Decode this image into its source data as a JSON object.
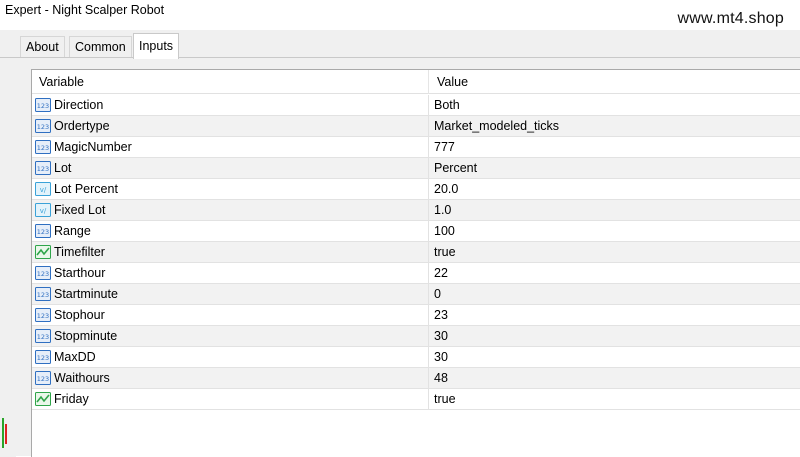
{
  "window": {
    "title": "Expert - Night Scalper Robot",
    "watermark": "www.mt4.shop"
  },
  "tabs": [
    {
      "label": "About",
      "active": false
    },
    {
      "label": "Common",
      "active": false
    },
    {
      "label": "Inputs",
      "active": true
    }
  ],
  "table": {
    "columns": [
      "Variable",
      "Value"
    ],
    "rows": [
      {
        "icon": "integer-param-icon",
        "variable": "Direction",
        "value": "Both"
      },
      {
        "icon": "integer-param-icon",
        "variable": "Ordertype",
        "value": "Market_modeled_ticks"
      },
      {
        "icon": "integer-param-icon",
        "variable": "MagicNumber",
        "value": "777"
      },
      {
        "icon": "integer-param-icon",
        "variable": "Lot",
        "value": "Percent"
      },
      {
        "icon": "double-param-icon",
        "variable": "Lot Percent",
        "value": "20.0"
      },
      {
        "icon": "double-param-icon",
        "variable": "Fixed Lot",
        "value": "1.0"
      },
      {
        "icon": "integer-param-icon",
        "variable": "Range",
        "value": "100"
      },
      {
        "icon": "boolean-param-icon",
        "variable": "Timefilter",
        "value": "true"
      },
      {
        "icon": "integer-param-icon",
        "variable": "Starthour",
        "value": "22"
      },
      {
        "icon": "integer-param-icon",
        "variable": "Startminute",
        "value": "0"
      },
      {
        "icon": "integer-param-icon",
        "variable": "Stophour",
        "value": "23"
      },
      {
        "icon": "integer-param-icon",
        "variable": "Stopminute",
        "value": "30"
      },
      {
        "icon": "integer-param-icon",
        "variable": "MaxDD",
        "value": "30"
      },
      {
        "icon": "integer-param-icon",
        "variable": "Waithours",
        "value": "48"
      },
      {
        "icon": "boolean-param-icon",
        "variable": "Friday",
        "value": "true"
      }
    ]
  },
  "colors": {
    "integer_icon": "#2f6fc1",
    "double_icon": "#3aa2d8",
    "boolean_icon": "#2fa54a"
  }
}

SET EXERCISE: Retype all of the entries exactly as written, leaving out any images.

WRITTEN SOLUTION:
Decode this image into its source data as a JSON object.
{
  "window": {
    "title": "Expert - Night Scalper Robot",
    "watermark": "www.mt4.shop"
  },
  "tabs": [
    {
      "label": "About",
      "active": false
    },
    {
      "label": "Common",
      "active": false
    },
    {
      "label": "Inputs",
      "active": true
    }
  ],
  "table": {
    "columns": [
      "Variable",
      "Value"
    ],
    "rows": [
      {
        "icon": "integer-param-icon",
        "variable": "Direction",
        "value": "Both"
      },
      {
        "icon": "integer-param-icon",
        "variable": "Ordertype",
        "value": "Market_modeled_ticks"
      },
      {
        "icon": "integer-param-icon",
        "variable": "MagicNumber",
        "value": "777"
      },
      {
        "icon": "integer-param-icon",
        "variable": "Lot",
        "value": "Percent"
      },
      {
        "icon": "double-param-icon",
        "variable": "Lot Percent",
        "value": "20.0"
      },
      {
        "icon": "double-param-icon",
        "variable": "Fixed Lot",
        "value": "1.0"
      },
      {
        "icon": "integer-param-icon",
        "variable": "Range",
        "value": "100"
      },
      {
        "icon": "boolean-param-icon",
        "variable": "Timefilter",
        "value": "true"
      },
      {
        "icon": "integer-param-icon",
        "variable": "Starthour",
        "value": "22"
      },
      {
        "icon": "integer-param-icon",
        "variable": "Startminute",
        "value": "0"
      },
      {
        "icon": "integer-param-icon",
        "variable": "Stophour",
        "value": "23"
      },
      {
        "icon": "integer-param-icon",
        "variable": "Stopminute",
        "value": "30"
      },
      {
        "icon": "integer-param-icon",
        "variable": "MaxDD",
        "value": "30"
      },
      {
        "icon": "integer-param-icon",
        "variable": "Waithours",
        "value": "48"
      },
      {
        "icon": "boolean-param-icon",
        "variable": "Friday",
        "value": "true"
      }
    ]
  },
  "colors": {
    "integer_icon": "#2f6fc1",
    "double_icon": "#3aa2d8",
    "boolean_icon": "#2fa54a"
  }
}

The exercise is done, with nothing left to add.